§ Data rows:
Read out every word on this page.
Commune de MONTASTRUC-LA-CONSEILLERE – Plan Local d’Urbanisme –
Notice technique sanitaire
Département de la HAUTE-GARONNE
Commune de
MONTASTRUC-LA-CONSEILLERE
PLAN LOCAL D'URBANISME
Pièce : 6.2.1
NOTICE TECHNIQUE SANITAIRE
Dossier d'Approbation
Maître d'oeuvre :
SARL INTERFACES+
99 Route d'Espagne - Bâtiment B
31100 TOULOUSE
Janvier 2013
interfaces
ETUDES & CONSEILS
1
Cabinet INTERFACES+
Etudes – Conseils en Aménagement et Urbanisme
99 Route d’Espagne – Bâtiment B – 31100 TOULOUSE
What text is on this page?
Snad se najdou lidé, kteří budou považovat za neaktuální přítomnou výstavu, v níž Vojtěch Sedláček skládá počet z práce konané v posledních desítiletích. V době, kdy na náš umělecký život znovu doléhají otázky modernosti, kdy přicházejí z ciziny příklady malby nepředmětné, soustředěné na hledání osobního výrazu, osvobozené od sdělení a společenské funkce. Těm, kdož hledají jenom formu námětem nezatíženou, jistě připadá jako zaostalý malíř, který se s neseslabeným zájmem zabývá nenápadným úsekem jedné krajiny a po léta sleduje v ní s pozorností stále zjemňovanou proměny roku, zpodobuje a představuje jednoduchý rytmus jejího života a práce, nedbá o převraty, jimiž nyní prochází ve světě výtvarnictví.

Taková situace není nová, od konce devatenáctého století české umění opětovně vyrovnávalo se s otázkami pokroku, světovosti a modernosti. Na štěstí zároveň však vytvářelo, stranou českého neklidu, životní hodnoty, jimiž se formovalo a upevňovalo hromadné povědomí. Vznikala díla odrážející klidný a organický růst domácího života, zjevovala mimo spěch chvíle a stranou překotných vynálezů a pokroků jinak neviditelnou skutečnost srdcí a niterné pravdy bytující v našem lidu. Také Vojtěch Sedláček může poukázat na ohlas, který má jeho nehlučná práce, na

§ What you have to do: Repeat the listing above without any change.

§ The answer:
Read out every word on this page.
Commune de MONTASTRUC-LA-CONSEILLERE – Plan Local d’Urbanisme –
Notice technique sanitaire
Département de la HAUTE-GARONNE
Commune de
MONTASTRUC-LA-CONSEILLERE
PLAN LOCAL D'URBANISME
Pièce : 6.2.1
NOTICE TECHNIQUE SANITAIRE
Dossier d'Approbation
Maître d'oeuvre :
SARL INTERFACES+
99 Route d'Espagne - Bâtiment B
31100 TOULOUSE
Janvier 2013
interfaces
ETUDES & CONSEILS
1
Cabinet INTERFACES+
Etudes – Conseils en Aménagement et Urbanisme
99 Route d’Espagne – Bâtiment B – 31100 TOULOUSE
What text is on this page?
Snad se najdou lidé, kteří budou považovat za neaktuální přítomnou výstavu, v níž Vojtěch Sedláček skládá počet z práce konané v posledních desítiletích. V době, kdy na náš umělecký život znovu doléhají otázky modernosti, kdy přicházejí z ciziny příklady malby nepředmětné, soustředěné na hledání osobního výrazu, osvobozené od sdělení a společenské funkce. Těm, kdož hledají jenom formu námětem nezatíženou, jistě připadá jako zaostalý malíř, který se s neseslabeným zájmem zabývá nenápadným úsekem jedné krajiny a po léta sleduje v ní s pozorností stále zjemňovanou proměny roku, zpodobuje a představuje jednoduchý rytmus jejího života a práce, nedbá o převraty, jimiž nyní prochází ve světě výtvarnictví.

Taková situace není nová, od konce devatenáctého století české umění opětovně vyrovnávalo se s otázkami pokroku, světovosti a modernosti. Na štěstí zároveň však vytvářelo, stranou českého neklidu, životní hodnoty, jimiž se formovalo a upevňovalo hromadné povědomí. Vznikala díla odrážející klidný a organický růst domácího života, zjevovala mimo spěch chvíle a stranou překotných vynálezů a pokroků jinak neviditelnou skutečnost srdcí a niterné pravdy bytující v našem lidu. Také Vojtěch Sedláček může poukázat na ohlas, který má jeho nehlučná práce, na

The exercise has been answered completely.